(Items listed in a dataset)
··········
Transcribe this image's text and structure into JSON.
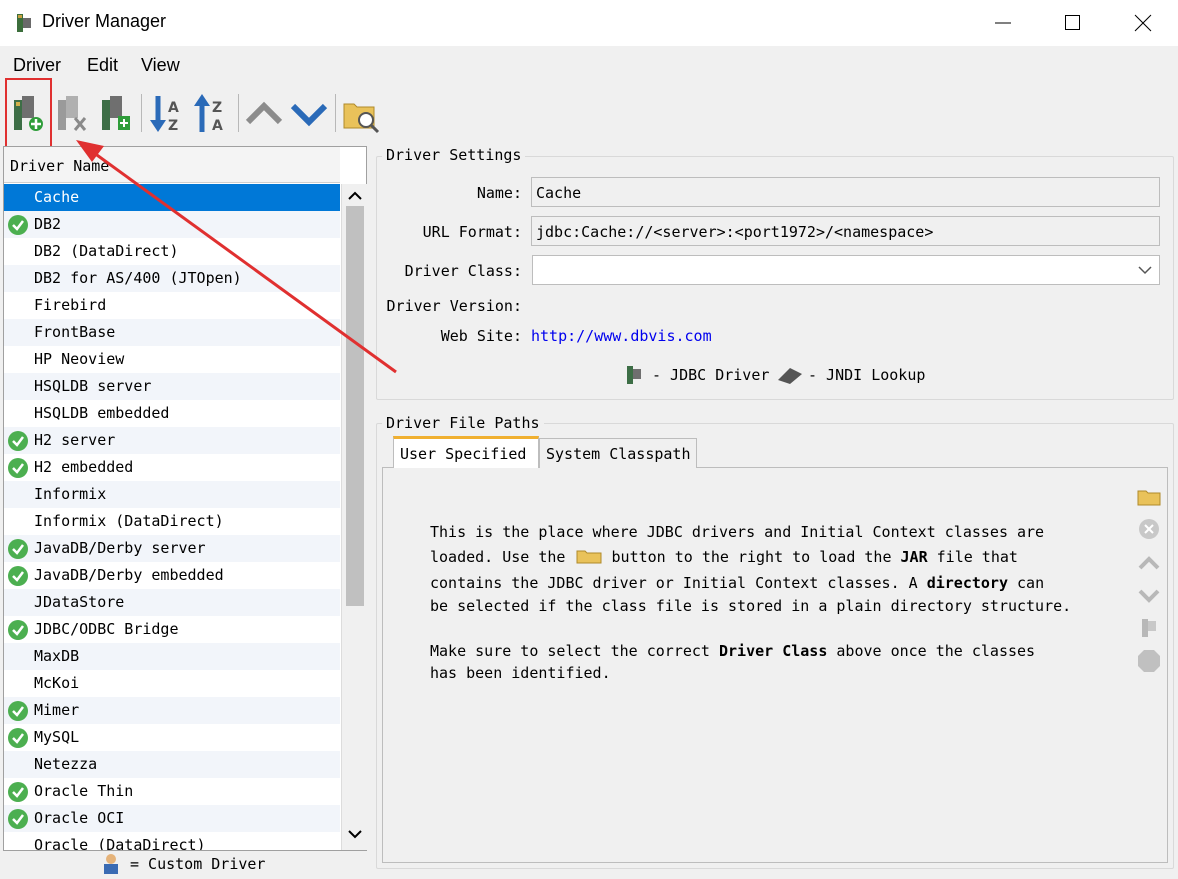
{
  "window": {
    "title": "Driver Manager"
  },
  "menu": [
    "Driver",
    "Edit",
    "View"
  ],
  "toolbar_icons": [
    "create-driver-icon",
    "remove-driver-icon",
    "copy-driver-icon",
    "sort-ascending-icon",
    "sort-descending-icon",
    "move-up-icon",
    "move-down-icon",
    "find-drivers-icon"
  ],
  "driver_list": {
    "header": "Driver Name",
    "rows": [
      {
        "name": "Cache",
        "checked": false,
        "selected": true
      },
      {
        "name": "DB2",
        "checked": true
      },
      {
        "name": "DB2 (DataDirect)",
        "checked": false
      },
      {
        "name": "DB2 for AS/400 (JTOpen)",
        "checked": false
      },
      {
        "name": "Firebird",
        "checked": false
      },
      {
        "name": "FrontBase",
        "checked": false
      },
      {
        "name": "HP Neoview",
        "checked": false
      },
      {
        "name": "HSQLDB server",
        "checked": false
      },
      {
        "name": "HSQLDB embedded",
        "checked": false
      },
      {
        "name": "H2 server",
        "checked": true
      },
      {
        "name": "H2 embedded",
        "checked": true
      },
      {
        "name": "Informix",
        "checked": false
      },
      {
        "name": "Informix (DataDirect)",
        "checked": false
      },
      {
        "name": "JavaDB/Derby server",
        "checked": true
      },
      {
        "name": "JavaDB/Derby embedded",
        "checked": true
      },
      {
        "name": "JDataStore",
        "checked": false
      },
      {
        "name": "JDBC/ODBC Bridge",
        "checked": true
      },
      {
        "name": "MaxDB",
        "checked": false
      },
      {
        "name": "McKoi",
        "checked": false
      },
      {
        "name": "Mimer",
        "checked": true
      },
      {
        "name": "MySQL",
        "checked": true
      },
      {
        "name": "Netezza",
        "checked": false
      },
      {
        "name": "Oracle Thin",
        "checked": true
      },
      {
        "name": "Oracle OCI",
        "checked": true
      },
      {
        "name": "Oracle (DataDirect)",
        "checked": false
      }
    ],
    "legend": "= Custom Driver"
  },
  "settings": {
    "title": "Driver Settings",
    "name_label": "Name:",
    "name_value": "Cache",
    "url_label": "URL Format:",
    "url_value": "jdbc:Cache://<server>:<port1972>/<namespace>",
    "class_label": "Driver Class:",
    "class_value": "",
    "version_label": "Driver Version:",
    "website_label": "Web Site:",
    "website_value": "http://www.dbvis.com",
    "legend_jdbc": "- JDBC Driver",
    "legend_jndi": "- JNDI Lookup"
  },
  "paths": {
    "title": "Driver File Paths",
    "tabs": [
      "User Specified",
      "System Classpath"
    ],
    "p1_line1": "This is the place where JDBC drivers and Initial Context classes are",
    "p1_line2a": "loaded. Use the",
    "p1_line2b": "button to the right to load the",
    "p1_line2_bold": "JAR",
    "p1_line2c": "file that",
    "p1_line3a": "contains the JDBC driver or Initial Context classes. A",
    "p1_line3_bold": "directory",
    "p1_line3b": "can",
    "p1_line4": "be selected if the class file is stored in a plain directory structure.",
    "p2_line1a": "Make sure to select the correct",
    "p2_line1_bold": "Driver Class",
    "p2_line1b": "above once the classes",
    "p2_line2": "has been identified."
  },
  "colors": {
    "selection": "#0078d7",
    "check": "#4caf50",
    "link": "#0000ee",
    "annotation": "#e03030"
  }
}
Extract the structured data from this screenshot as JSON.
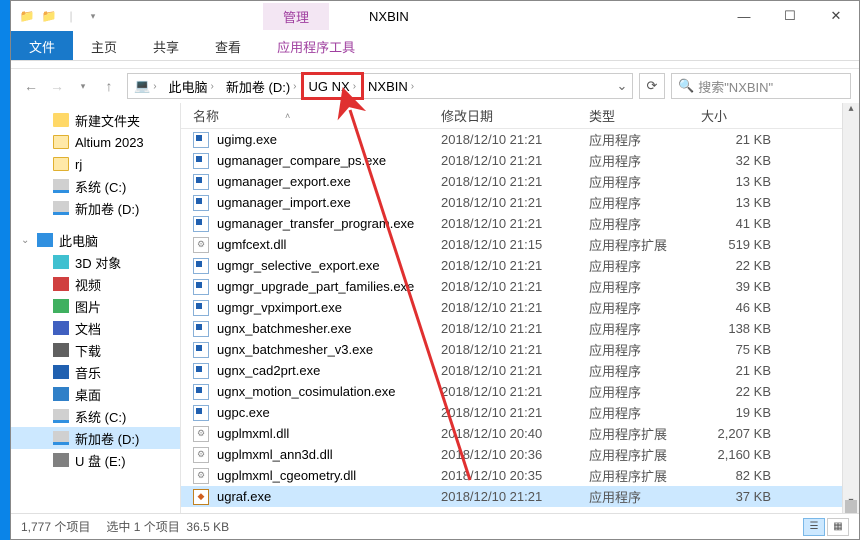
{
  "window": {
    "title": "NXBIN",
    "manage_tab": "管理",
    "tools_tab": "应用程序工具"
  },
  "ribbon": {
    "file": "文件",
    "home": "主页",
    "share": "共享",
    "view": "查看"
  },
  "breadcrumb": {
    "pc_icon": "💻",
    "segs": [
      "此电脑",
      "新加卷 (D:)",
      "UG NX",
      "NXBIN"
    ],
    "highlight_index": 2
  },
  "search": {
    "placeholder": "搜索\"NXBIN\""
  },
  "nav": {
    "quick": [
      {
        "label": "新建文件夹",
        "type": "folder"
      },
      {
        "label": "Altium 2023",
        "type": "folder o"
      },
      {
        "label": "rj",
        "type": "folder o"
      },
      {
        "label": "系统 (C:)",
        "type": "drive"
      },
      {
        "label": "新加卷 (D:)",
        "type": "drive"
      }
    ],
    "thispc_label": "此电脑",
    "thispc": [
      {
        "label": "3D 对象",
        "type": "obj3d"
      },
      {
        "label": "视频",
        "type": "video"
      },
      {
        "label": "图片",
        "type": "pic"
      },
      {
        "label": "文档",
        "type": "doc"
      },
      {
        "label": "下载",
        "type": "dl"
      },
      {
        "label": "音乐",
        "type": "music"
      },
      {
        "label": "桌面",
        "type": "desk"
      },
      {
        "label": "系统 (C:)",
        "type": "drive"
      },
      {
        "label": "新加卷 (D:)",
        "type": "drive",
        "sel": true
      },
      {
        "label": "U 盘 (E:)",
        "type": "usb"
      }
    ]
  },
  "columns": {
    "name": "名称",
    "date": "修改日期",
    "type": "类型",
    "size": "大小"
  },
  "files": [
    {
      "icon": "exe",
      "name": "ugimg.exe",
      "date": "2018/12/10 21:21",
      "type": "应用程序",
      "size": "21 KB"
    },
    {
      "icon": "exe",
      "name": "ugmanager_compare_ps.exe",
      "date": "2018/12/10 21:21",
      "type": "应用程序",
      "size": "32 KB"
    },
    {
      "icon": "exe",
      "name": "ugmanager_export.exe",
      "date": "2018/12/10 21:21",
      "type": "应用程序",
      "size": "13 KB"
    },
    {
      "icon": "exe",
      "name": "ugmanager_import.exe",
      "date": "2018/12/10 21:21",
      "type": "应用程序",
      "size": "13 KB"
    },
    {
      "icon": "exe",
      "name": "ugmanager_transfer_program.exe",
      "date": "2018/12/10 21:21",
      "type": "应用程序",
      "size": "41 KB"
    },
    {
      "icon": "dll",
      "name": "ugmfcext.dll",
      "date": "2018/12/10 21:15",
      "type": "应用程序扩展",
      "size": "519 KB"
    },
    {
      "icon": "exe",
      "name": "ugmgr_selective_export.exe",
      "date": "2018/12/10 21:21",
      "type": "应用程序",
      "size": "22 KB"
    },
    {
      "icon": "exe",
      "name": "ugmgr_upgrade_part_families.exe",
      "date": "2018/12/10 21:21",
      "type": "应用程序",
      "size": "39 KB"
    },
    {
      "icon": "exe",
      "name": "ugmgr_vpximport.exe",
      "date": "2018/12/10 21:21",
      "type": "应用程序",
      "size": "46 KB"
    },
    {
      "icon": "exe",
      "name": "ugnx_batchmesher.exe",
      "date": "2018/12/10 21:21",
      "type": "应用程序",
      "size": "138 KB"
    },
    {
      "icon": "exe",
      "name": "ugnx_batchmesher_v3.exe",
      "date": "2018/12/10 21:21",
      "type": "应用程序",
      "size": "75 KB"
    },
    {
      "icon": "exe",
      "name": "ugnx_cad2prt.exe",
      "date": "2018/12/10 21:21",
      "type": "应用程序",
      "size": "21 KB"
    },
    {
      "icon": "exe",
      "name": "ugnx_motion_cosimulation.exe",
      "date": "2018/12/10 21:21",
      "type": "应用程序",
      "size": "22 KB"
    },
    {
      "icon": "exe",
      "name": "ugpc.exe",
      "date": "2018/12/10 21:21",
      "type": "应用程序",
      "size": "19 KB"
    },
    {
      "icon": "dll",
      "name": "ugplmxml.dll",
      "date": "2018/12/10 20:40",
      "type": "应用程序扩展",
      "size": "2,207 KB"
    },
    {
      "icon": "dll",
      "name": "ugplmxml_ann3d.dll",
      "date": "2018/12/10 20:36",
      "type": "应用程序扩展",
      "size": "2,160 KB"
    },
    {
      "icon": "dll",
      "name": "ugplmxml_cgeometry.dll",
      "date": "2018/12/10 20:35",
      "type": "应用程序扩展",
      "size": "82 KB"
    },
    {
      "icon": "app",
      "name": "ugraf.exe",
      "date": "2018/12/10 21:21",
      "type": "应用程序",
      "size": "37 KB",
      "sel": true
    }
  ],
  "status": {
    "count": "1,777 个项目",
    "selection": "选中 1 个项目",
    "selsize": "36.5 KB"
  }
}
··········
PROBLEM TO SOLVE. Where a line above contains the word "JavaDB", copy that line.

WORKED SOLUTION.
        "name": "JavaDB/Derby server",
        "name": "JavaDB/Derby embedded",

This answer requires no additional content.